▸ **DATA FOR PROCESSING**
○ ○ ○ ○ ○

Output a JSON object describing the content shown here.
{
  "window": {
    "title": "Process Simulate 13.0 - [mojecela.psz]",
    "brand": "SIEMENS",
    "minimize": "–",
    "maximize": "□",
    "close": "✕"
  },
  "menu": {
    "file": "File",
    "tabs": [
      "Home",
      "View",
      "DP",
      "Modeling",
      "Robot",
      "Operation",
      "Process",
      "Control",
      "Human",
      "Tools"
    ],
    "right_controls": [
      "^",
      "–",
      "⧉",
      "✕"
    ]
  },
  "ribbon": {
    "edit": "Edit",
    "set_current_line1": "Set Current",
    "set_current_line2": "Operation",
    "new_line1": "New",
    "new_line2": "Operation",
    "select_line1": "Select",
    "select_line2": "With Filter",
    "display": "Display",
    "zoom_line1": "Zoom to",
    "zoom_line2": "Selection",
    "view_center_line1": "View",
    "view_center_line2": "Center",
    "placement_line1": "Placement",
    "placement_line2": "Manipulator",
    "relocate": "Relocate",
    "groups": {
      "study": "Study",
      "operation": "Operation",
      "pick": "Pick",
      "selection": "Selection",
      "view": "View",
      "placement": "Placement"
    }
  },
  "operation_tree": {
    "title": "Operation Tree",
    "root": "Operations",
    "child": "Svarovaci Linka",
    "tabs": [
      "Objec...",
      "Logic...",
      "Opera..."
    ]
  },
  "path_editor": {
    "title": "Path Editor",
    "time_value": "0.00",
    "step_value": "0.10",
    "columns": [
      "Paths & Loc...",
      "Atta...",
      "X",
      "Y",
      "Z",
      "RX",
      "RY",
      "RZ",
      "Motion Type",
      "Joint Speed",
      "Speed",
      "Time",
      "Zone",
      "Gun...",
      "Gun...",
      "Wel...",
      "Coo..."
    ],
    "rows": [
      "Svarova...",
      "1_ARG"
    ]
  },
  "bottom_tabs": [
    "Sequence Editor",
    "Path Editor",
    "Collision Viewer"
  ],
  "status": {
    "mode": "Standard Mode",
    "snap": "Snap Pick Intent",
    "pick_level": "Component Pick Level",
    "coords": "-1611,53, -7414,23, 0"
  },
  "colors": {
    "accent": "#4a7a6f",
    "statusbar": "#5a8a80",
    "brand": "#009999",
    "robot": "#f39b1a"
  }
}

○ ○ ○ ○ ○

▸ **WORK INSTRUCTIONS**
Output all records verbatim.

▸ **TASK RESULT**
Output a JSON object describing the content shown here.
{
  "window": {
    "title": "Process Simulate 13.0 - [mojecela.psz]",
    "brand": "SIEMENS",
    "minimize": "–",
    "maximize": "□",
    "close": "✕"
  },
  "menu": {
    "file": "File",
    "tabs": [
      "Home",
      "View",
      "DP",
      "Modeling",
      "Robot",
      "Operation",
      "Process",
      "Control",
      "Human",
      "Tools"
    ],
    "right_controls": [
      "^",
      "–",
      "⧉",
      "✕"
    ]
  },
  "ribbon": {
    "edit": "Edit",
    "set_current_line1": "Set Current",
    "set_current_line2": "Operation",
    "new_line1": "New",
    "new_line2": "Operation",
    "select_line1": "Select",
    "select_line2": "With Filter",
    "display": "Display",
    "zoom_line1": "Zoom to",
    "zoom_line2": "Selection",
    "view_center_line1": "View",
    "view_center_line2": "Center",
    "placement_line1": "Placement",
    "placement_line2": "Manipulator",
    "relocate": "Relocate",
    "groups": {
      "study": "Study",
      "operation": "Operation",
      "pick": "Pick",
      "selection": "Selection",
      "view": "View",
      "placement": "Placement"
    }
  },
  "operation_tree": {
    "title": "Operation Tree",
    "root": "Operations",
    "child": "Svarovaci Linka",
    "tabs": [
      "Objec...",
      "Logic...",
      "Opera..."
    ]
  },
  "path_editor": {
    "title": "Path Editor",
    "time_value": "0.00",
    "step_value": "0.10",
    "columns": [
      "Paths & Loc...",
      "Atta...",
      "X",
      "Y",
      "Z",
      "RX",
      "RY",
      "RZ",
      "Motion Type",
      "Joint Speed",
      "Speed",
      "Time",
      "Zone",
      "Gun...",
      "Gun...",
      "Wel...",
      "Coo..."
    ],
    "rows": [
      "Svarova...",
      "1_ARG"
    ]
  },
  "bottom_tabs": [
    "Sequence Editor",
    "Path Editor",
    "Collision Viewer"
  ],
  "status": {
    "mode": "Standard Mode",
    "snap": "Snap Pick Intent",
    "pick_level": "Component Pick Level",
    "coords": "-1611,53, -7414,23, 0"
  },
  "colors": {
    "accent": "#4a7a6f",
    "statusbar": "#5a8a80",
    "brand": "#009999",
    "robot": "#f39b1a"
  }
}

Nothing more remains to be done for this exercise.